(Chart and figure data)
════

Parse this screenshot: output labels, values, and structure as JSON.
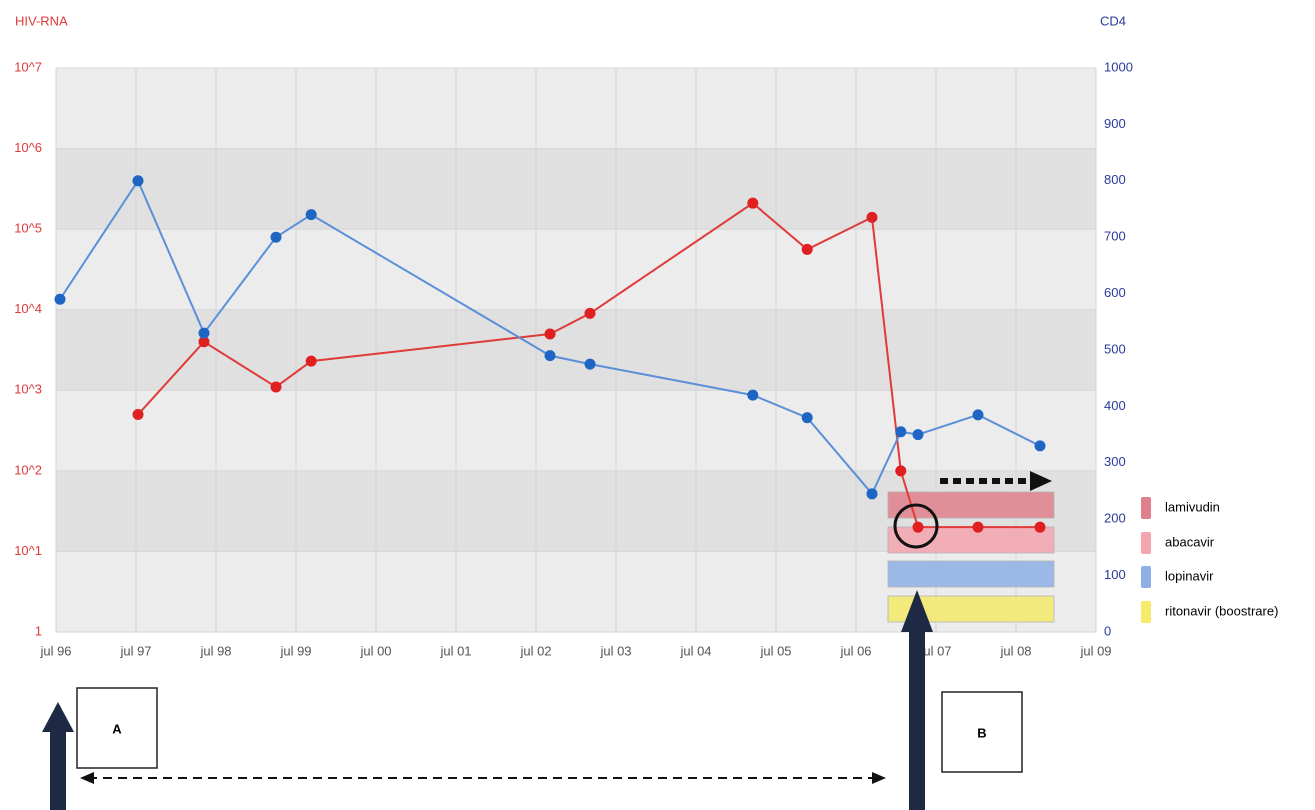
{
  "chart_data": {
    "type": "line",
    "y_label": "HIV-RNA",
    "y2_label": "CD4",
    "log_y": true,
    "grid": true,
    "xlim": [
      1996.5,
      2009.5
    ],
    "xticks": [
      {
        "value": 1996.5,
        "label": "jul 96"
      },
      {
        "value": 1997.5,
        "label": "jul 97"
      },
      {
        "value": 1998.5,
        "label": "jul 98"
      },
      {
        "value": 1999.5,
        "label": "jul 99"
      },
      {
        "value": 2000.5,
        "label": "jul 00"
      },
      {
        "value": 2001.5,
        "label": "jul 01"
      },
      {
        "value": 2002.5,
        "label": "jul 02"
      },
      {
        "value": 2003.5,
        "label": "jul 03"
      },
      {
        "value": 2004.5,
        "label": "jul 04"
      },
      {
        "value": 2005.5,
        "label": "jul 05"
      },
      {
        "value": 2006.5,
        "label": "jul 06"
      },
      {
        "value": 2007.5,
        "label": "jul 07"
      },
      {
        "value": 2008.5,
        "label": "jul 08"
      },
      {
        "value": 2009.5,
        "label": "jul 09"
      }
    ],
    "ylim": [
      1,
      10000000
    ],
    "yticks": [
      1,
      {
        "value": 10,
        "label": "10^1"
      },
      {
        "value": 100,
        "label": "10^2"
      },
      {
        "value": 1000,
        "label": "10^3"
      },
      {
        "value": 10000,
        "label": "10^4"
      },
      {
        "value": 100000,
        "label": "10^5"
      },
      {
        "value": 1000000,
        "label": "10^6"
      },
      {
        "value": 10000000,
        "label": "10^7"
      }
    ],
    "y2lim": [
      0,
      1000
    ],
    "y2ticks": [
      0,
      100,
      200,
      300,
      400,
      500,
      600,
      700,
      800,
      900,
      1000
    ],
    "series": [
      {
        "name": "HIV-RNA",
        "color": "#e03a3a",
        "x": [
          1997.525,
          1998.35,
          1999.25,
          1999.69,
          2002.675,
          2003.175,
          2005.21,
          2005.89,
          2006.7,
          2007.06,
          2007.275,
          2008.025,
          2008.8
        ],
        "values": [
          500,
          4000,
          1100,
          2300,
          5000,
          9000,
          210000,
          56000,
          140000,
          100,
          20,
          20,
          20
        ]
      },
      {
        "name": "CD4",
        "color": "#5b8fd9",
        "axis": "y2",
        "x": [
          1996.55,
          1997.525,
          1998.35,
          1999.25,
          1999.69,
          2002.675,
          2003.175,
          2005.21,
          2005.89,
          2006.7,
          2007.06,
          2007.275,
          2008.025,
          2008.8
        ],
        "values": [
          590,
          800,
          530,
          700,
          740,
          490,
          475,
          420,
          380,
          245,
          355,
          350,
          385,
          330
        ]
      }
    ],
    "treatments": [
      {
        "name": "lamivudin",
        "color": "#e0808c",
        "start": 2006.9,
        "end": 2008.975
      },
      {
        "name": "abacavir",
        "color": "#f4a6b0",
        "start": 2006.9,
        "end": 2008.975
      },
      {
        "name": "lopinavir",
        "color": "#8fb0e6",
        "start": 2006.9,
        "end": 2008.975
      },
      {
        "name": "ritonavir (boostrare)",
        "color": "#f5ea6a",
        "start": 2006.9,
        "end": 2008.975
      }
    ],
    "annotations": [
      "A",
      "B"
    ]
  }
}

════

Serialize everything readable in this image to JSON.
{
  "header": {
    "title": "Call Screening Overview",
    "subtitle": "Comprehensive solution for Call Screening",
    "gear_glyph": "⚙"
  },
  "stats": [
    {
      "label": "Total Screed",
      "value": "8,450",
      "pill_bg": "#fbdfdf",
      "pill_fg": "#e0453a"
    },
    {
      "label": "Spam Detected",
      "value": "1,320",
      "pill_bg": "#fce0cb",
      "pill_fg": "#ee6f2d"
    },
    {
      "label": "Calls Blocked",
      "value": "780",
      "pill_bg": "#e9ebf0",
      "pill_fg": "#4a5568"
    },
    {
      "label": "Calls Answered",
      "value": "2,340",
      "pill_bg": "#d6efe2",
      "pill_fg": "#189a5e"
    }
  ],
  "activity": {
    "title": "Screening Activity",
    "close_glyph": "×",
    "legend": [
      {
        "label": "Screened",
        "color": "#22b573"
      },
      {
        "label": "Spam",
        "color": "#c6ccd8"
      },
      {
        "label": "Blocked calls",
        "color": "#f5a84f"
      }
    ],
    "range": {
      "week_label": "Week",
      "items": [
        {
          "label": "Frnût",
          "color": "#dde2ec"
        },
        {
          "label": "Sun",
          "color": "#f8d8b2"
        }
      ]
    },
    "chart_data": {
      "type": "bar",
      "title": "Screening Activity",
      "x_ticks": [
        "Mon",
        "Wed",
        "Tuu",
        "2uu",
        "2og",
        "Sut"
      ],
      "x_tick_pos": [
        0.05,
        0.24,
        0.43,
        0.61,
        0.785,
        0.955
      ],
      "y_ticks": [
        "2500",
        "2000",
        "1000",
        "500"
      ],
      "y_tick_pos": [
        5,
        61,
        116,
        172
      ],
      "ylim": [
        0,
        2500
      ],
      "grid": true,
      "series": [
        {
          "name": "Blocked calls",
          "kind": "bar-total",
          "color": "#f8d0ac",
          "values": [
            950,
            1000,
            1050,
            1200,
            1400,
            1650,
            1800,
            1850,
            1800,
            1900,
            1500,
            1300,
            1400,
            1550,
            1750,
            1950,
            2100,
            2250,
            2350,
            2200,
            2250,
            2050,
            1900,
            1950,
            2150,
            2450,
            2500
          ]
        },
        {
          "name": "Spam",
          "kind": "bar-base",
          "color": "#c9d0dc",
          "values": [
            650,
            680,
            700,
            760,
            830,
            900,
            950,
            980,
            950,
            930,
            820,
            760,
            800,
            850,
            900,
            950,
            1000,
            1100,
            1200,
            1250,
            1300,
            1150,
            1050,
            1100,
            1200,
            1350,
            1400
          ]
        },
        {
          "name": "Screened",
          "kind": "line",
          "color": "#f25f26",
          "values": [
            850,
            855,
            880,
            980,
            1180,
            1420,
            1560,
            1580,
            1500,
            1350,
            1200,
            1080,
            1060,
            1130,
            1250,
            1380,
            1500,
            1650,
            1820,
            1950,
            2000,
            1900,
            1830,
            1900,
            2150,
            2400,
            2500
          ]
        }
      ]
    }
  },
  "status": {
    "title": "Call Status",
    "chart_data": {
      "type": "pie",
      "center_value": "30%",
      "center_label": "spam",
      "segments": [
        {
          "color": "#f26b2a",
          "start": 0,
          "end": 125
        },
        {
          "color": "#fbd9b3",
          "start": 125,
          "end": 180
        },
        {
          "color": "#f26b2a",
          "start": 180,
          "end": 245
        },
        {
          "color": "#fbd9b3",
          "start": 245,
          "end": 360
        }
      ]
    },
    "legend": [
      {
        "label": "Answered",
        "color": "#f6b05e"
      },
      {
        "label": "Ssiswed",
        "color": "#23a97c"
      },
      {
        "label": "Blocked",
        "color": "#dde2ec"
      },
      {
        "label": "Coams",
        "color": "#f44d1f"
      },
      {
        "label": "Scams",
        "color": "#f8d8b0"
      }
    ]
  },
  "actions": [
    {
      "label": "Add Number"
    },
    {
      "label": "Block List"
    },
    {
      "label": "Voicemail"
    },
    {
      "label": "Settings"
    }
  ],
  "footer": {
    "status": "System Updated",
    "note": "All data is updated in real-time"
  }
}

════

▶ **Request**
Select the lines from the entries that include the word "JSON".

▶ **Output of the task**
Parse this screenshot: output labels, values, and structure as JSON.
Serialize everything readable in this image to JSON.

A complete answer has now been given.